▶ Task input
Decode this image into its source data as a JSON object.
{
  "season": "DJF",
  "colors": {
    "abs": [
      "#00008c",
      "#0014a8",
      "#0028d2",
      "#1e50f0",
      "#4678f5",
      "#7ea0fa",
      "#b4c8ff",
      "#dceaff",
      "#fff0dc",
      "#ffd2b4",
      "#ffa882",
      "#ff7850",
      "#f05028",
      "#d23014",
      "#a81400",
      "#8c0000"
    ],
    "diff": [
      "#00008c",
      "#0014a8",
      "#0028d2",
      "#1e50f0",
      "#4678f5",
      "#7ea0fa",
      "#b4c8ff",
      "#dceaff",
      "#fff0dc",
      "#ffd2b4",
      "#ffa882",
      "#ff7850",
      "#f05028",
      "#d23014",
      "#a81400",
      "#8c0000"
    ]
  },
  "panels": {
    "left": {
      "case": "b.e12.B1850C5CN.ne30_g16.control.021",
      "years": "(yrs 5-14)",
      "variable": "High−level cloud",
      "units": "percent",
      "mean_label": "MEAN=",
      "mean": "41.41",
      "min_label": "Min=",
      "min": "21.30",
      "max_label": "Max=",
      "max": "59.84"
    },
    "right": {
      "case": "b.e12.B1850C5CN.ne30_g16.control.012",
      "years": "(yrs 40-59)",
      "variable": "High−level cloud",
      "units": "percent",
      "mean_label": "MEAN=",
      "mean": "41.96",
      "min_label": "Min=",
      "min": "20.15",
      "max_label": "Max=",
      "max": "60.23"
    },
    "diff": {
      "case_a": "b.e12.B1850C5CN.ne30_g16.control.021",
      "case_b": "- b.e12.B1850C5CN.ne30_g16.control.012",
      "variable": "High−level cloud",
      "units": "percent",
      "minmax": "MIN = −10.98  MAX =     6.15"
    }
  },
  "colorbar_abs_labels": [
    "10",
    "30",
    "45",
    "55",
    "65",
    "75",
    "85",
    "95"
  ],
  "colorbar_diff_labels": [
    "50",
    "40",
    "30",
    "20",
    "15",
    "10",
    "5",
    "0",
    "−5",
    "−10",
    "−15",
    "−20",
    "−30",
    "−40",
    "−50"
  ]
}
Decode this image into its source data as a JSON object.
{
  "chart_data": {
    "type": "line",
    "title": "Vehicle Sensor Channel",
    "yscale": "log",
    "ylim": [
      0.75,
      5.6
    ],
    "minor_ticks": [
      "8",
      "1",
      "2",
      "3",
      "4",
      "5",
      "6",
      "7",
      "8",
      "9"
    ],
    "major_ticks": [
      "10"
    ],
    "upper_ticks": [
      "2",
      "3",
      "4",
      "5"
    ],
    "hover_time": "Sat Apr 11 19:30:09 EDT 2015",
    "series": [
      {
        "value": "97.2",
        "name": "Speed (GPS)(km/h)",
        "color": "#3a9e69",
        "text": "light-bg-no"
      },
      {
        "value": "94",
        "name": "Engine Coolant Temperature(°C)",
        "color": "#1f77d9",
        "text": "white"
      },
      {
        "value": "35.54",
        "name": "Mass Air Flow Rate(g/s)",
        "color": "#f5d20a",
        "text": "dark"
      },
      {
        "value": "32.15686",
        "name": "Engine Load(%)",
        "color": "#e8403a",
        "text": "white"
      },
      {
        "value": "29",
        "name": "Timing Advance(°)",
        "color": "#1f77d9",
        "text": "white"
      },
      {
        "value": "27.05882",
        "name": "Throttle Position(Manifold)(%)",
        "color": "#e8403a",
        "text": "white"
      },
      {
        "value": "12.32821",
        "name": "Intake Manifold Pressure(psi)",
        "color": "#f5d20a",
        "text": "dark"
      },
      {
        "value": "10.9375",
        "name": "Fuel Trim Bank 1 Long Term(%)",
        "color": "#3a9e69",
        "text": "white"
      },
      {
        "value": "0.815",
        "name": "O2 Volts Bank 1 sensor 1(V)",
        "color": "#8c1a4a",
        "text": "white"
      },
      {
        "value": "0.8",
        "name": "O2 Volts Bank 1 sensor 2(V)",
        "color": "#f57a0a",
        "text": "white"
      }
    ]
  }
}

▶ What to do
Reproduce the listing shown above in its entirety, exactly.

▶ Answer in full
Decode this image into its source data as a JSON object.
{
  "season": "DJF",
  "colors": {
    "abs": [
      "#00008c",
      "#0014a8",
      "#0028d2",
      "#1e50f0",
      "#4678f5",
      "#7ea0fa",
      "#b4c8ff",
      "#dceaff",
      "#fff0dc",
      "#ffd2b4",
      "#ffa882",
      "#ff7850",
      "#f05028",
      "#d23014",
      "#a81400",
      "#8c0000"
    ],
    "diff": [
      "#00008c",
      "#0014a8",
      "#0028d2",
      "#1e50f0",
      "#4678f5",
      "#7ea0fa",
      "#b4c8ff",
      "#dceaff",
      "#fff0dc",
      "#ffd2b4",
      "#ffa882",
      "#ff7850",
      "#f05028",
      "#d23014",
      "#a81400",
      "#8c0000"
    ]
  },
  "panels": {
    "left": {
      "case": "b.e12.B1850C5CN.ne30_g16.control.021",
      "years": "(yrs 5-14)",
      "variable": "High−level cloud",
      "units": "percent",
      "mean_label": "MEAN=",
      "mean": "41.41",
      "min_label": "Min=",
      "min": "21.30",
      "max_label": "Max=",
      "max": "59.84"
    },
    "right": {
      "case": "b.e12.B1850C5CN.ne30_g16.control.012",
      "years": "(yrs 40-59)",
      "variable": "High−level cloud",
      "units": "percent",
      "mean_label": "MEAN=",
      "mean": "41.96",
      "min_label": "Min=",
      "min": "20.15",
      "max_label": "Max=",
      "max": "60.23"
    },
    "diff": {
      "case_a": "b.e12.B1850C5CN.ne30_g16.control.021",
      "case_b": "- b.e12.B1850C5CN.ne30_g16.control.012",
      "variable": "High−level cloud",
      "units": "percent",
      "minmax": "MIN = −10.98  MAX =     6.15"
    }
  },
  "colorbar_abs_labels": [
    "10",
    "30",
    "45",
    "55",
    "65",
    "75",
    "85",
    "95"
  ],
  "colorbar_diff_labels": [
    "50",
    "40",
    "30",
    "20",
    "15",
    "10",
    "5",
    "0",
    "−5",
    "−10",
    "−15",
    "−20",
    "−30",
    "−40",
    "−50"
  ]
}
Decode this image into its source data as a JSON object.
{
  "chart_data": {
    "type": "line",
    "title": "Vehicle Sensor Channel",
    "yscale": "log",
    "ylim": [
      0.75,
      5.6
    ],
    "minor_ticks": [
      "8",
      "1",
      "2",
      "3",
      "4",
      "5",
      "6",
      "7",
      "8",
      "9"
    ],
    "major_ticks": [
      "10"
    ],
    "upper_ticks": [
      "2",
      "3",
      "4",
      "5"
    ],
    "hover_time": "Sat Apr 11 19:30:09 EDT 2015",
    "series": [
      {
        "value": "97.2",
        "name": "Speed (GPS)(km/h)",
        "color": "#3a9e69",
        "text": "light-bg-no"
      },
      {
        "value": "94",
        "name": "Engine Coolant Temperature(°C)",
        "color": "#1f77d9",
        "text": "white"
      },
      {
        "value": "35.54",
        "name": "Mass Air Flow Rate(g/s)",
        "color": "#f5d20a",
        "text": "dark"
      },
      {
        "value": "32.15686",
        "name": "Engine Load(%)",
        "color": "#e8403a",
        "text": "white"
      },
      {
        "value": "29",
        "name": "Timing Advance(°)",
        "color": "#1f77d9",
        "text": "white"
      },
      {
        "value": "27.05882",
        "name": "Throttle Position(Manifold)(%)",
        "color": "#e8403a",
        "text": "white"
      },
      {
        "value": "12.32821",
        "name": "Intake Manifold Pressure(psi)",
        "color": "#f5d20a",
        "text": "dark"
      },
      {
        "value": "10.9375",
        "name": "Fuel Trim Bank 1 Long Term(%)",
        "color": "#3a9e69",
        "text": "white"
      },
      {
        "value": "0.815",
        "name": "O2 Volts Bank 1 sensor 1(V)",
        "color": "#8c1a4a",
        "text": "white"
      },
      {
        "value": "0.8",
        "name": "O2 Volts Bank 1 sensor 2(V)",
        "color": "#f57a0a",
        "text": "white"
      }
    ]
  }
}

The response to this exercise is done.